> Directive
Retype the records below word for word and omit any image.

▽

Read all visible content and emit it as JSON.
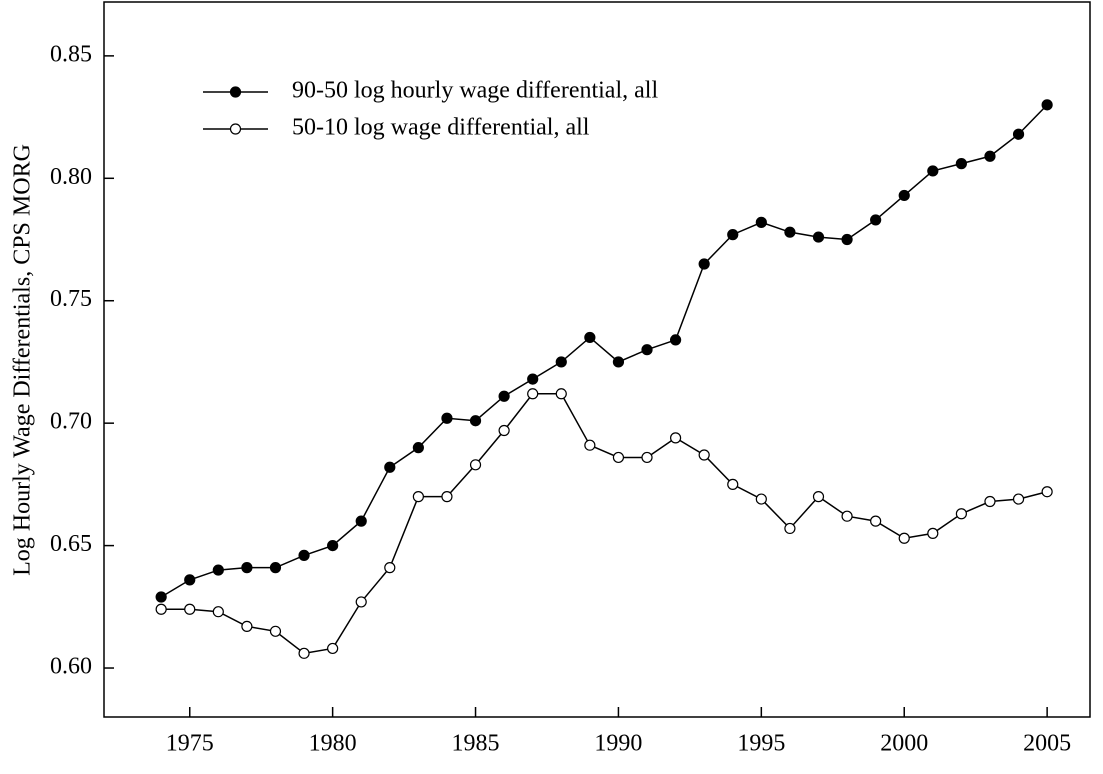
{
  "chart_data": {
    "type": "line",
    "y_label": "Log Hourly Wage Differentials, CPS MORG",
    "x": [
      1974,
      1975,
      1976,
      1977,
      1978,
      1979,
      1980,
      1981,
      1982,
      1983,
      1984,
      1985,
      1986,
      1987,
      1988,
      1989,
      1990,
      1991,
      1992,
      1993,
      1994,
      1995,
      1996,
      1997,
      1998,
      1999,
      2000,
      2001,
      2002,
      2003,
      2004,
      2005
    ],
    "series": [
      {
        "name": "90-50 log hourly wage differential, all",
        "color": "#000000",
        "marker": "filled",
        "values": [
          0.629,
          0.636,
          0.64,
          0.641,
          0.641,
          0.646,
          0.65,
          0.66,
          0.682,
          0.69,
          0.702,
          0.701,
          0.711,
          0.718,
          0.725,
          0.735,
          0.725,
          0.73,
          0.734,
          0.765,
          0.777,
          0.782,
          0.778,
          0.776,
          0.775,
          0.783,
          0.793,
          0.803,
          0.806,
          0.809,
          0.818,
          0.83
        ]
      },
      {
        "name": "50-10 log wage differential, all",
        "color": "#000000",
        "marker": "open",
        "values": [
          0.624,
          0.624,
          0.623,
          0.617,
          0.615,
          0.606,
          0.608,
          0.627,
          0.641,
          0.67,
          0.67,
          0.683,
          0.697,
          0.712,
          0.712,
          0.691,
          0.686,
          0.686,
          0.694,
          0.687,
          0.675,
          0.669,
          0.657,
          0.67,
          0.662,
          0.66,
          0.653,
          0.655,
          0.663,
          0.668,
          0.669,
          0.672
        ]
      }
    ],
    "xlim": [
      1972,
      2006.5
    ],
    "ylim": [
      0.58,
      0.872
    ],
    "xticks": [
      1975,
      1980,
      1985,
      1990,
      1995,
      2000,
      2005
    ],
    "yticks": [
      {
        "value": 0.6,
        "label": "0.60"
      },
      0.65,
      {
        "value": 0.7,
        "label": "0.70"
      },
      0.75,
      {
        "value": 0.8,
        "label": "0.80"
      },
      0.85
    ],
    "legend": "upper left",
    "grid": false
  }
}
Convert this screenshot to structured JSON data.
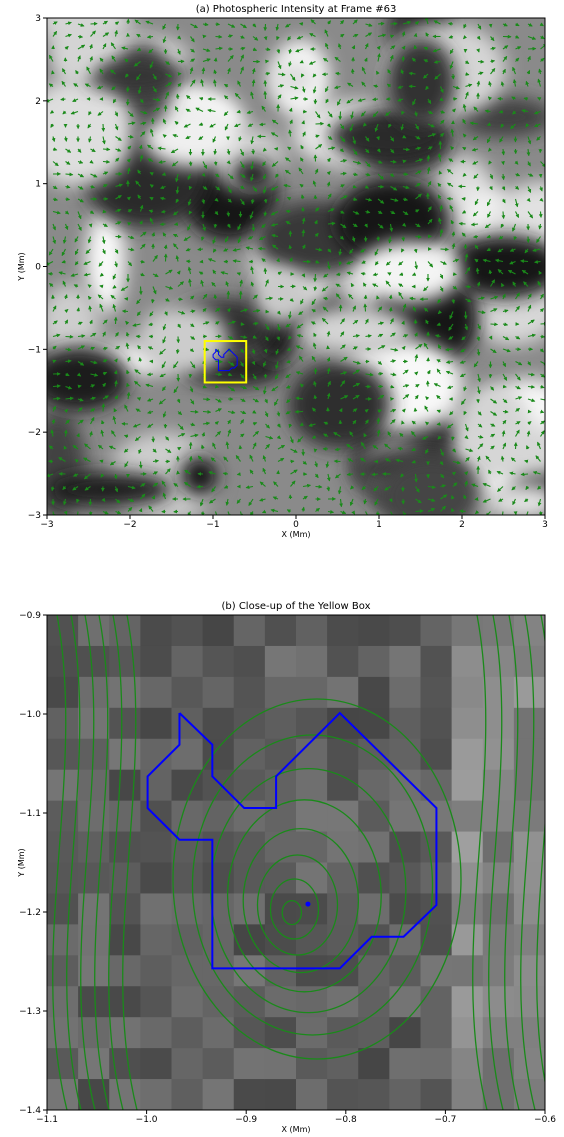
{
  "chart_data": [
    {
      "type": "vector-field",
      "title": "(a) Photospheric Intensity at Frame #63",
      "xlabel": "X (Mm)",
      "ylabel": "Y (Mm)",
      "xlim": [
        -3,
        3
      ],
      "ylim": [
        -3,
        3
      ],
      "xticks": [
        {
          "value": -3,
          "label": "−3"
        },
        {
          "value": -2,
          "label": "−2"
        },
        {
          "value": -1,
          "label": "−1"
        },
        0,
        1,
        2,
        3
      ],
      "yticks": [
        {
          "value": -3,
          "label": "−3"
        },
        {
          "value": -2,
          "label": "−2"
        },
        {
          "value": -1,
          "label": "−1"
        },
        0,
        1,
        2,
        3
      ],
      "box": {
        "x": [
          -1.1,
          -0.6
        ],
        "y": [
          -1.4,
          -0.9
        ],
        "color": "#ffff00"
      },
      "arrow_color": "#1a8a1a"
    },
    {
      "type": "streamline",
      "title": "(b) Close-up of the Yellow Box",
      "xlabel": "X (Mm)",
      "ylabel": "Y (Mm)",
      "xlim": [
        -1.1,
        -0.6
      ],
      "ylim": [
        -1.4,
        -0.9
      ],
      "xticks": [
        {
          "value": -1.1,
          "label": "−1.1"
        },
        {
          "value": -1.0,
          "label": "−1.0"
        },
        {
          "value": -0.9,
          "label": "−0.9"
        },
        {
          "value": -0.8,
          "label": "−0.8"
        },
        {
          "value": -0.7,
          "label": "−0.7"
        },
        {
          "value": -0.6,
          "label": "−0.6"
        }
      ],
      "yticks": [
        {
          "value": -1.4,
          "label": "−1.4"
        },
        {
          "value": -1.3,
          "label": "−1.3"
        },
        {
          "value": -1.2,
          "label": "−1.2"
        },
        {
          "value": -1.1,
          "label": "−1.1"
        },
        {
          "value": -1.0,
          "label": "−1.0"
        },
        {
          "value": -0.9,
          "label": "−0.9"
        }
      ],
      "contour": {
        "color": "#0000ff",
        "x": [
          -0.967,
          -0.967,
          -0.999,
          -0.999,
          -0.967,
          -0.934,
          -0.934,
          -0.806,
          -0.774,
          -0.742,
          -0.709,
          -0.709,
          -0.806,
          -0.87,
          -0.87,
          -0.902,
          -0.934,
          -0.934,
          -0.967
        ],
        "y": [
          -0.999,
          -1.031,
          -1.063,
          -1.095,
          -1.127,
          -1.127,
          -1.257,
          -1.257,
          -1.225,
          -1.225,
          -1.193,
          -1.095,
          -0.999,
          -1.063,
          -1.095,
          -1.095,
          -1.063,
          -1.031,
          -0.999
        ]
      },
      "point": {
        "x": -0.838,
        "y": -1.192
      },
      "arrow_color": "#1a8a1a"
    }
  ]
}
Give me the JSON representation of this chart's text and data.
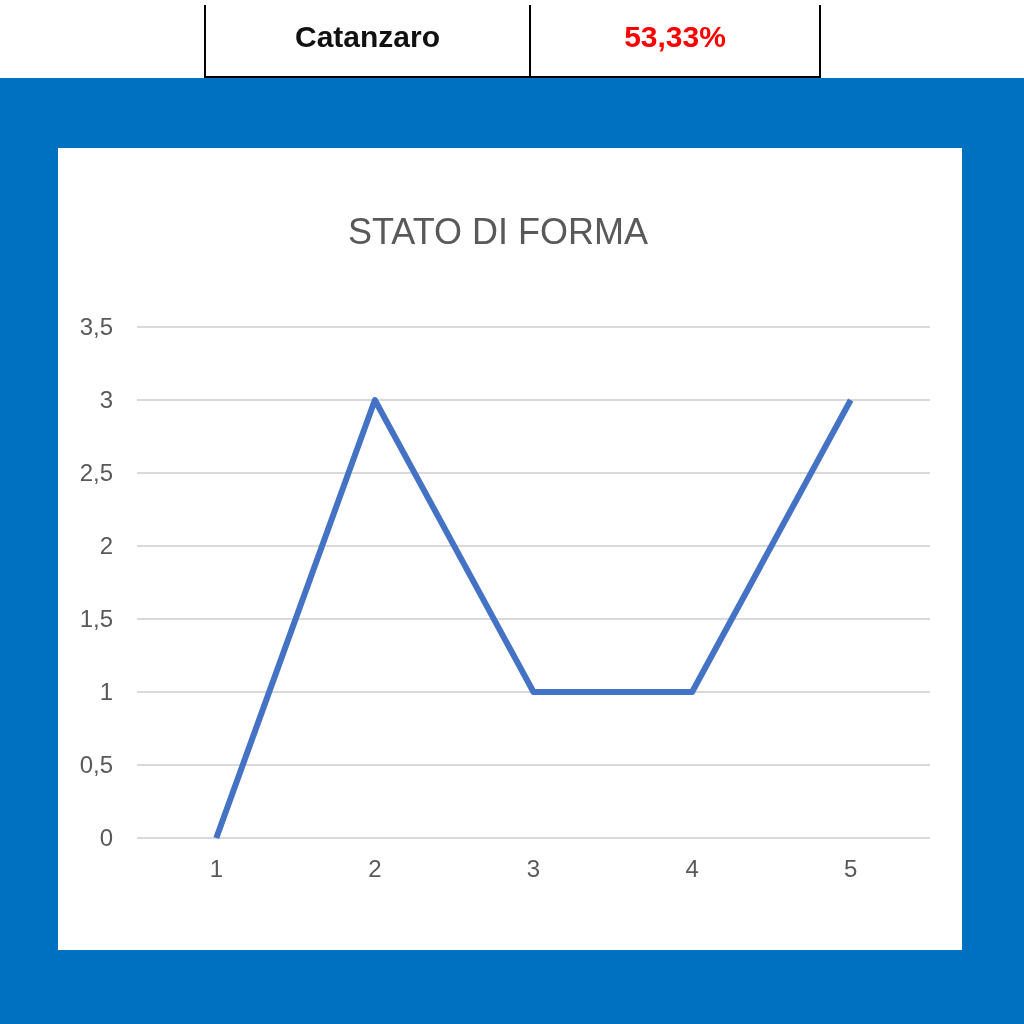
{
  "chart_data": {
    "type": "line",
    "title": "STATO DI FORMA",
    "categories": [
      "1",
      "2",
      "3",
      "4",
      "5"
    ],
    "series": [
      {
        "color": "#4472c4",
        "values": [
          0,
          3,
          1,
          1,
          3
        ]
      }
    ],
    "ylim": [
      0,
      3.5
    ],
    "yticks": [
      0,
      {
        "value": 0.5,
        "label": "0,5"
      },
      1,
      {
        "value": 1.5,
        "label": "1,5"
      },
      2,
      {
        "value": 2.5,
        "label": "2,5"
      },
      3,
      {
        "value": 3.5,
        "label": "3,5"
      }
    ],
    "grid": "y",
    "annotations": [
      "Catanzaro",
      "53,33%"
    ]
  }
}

△

> Written solution
Read all visible content and emit it as JSON.
{
  "chart_data": {
    "type": "line",
    "y_label": "Log Hourly Wage Differentials, CPS MORG",
    "x": [
      1974,
      1975,
      1976,
      1977,
      1978,
      1979,
      1980,
      1981,
      1982,
      1983,
      1984,
      1985,
      1986,
      1987,
      1988,
      1989,
      1990,
      1991,
      1992,
      1993,
      1994,
      1995,
      1996,
      1997,
      1998,
      1999,
      2000,
      2001,
      2002,
      2003,
      2004,
      2005
    ],
    "series": [
      {
        "name": "90-50 log hourly wage differential, all",
        "color": "#000000",
        "marker": "filled",
        "values": [
          0.629,
          0.636,
          0.64,
          0.641,
          0.641,
          0.646,
          0.65,
          0.66,
          0.682,
          0.69,
          0.702,
          0.701,
          0.711,
          0.718,
          0.725,
          0.735,
          0.725,
          0.73,
          0.734,
          0.765,
          0.777,
          0.782,
          0.778,
          0.776,
          0.775,
          0.783,
          0.793,
          0.803,
          0.806,
          0.809,
          0.818,
          0.83
        ]
      },
      {
        "name": "50-10 log wage differential, all",
        "color": "#000000",
        "marker": "open",
        "values": [
          0.624,
          0.624,
          0.623,
          0.617,
          0.615,
          0.606,
          0.608,
          0.627,
          0.641,
          0.67,
          0.67,
          0.683,
          0.697,
          0.712,
          0.712,
          0.691,
          0.686,
          0.686,
          0.694,
          0.687,
          0.675,
          0.669,
          0.657,
          0.67,
          0.662,
          0.66,
          0.653,
          0.655,
          0.663,
          0.668,
          0.669,
          0.672
        ]
      }
    ],
    "xlim": [
      1972,
      2006.5
    ],
    "ylim": [
      0.58,
      0.872
    ],
    "xticks": [
      1975,
      1980,
      1985,
      1990,
      1995,
      2000,
      2005
    ],
    "yticks": [
      {
        "value": 0.6,
        "label": "0.60"
      },
      0.65,
      {
        "value": 0.7,
        "label": "0.70"
      },
      0.75,
      {
        "value": 0.8,
        "label": "0.80"
      },
      0.85
    ],
    "legend": "upper left",
    "grid": false
  }
}
Convert this screenshot to structured JSON data.
{
  "chart_data": [
    {
      "type": "vector-field",
      "title": "(a) Photospheric Intensity at Frame #63",
      "xlabel": "X (Mm)",
      "ylabel": "Y (Mm)",
      "xlim": [
        -3,
        3
      ],
      "ylim": [
        -3,
        3
      ],
      "xticks": [
        {
          "value": -3,
          "label": "−3"
        },
        {
          "value": -2,
          "label": "−2"
        },
        {
          "value": -1,
          "label": "−1"
        },
        0,
        1,
        2,
        3
      ],
      "yticks": [
        {
          "value": -3,
          "label": "−3"
        },
        {
          "value": -2,
          "label": "−2"
        },
        {
          "value": -1,
          "label": "−1"
        },
        0,
        1,
        2,
        3
      ],
      "box": {
        "x": [
          -1.1,
          -0.6
        ],
        "y": [
          -1.4,
          -0.9
        ],
        "color": "#ffff00"
      },
      "arrow_color": "#1a8a1a"
    },
    {
      "type": "streamline",
      "title": "(b) Close-up of the Yellow Box",
      "xlabel": "X (Mm)",
      "ylabel": "Y (Mm)",
      "xlim": [
        -1.1,
        -0.6
      ],
      "ylim": [
        -1.4,
        -0.9
      ],
      "xticks": [
        {
          "value": -1.1,
          "label": "−1.1"
        },
        {
          "value": -1.0,
          "label": "−1.0"
        },
        {
          "value": -0.9,
          "label": "−0.9"
        },
        {
          "value": -0.8,
          "label": "−0.8"
        },
        {
          "value": -0.7,
          "label": "−0.7"
        },
        {
          "value": -0.6,
          "label": "−0.6"
        }
      ],
      "yticks": [
        {
          "value": -1.4,
          "label": "−1.4"
        },
        {
          "value": -1.3,
          "label": "−1.3"
        },
        {
          "value": -1.2,
          "label": "−1.2"
        },
        {
          "value": -1.1,
          "label": "−1.1"
        },
        {
          "value": -1.0,
          "label": "−1.0"
        },
        {
          "value": -0.9,
          "label": "−0.9"
        }
      ],
      "contour": {
        "color": "#0000ff",
        "x": [
          -0.967,
          -0.967,
          -0.999,
          -0.999,
          -0.967,
          -0.934,
          -0.934,
          -0.806,
          -0.774,
          -0.742,
          -0.709,
          -0.709,
          -0.806,
          -0.87,
          -0.87,
          -0.902,
          -0.934,
          -0.934,
          -0.967
        ],
        "y": [
          -0.999,
          -1.031,
          -1.063,
          -1.095,
          -1.127,
          -1.127,
          -1.257,
          -1.257,
          -1.225,
          -1.225,
          -1.193,
          -1.095,
          -0.999,
          -1.063,
          -1.095,
          -1.095,
          -1.063,
          -1.031,
          -0.999
        ]
      },
      "point": {
        "x": -0.838,
        "y": -1.192
      },
      "arrow_color": "#1a8a1a"
    }
  ]
}
Give me the JSON representation of this chart's text and data.
{
  "chart_data": {
    "type": "line",
    "title": "STATO DI FORMA",
    "categories": [
      "1",
      "2",
      "3",
      "4",
      "5"
    ],
    "series": [
      {
        "color": "#4472c4",
        "values": [
          0,
          3,
          1,
          1,
          3
        ]
      }
    ],
    "ylim": [
      0,
      3.5
    ],
    "yticks": [
      0,
      {
        "value": 0.5,
        "label": "0,5"
      },
      1,
      {
        "value": 1.5,
        "label": "1,5"
      },
      2,
      {
        "value": 2.5,
        "label": "2,5"
      },
      3,
      {
        "value": 3.5,
        "label": "3,5"
      }
    ],
    "grid": "y",
    "annotations": [
      "Catanzaro",
      "53,33%"
    ]
  }
}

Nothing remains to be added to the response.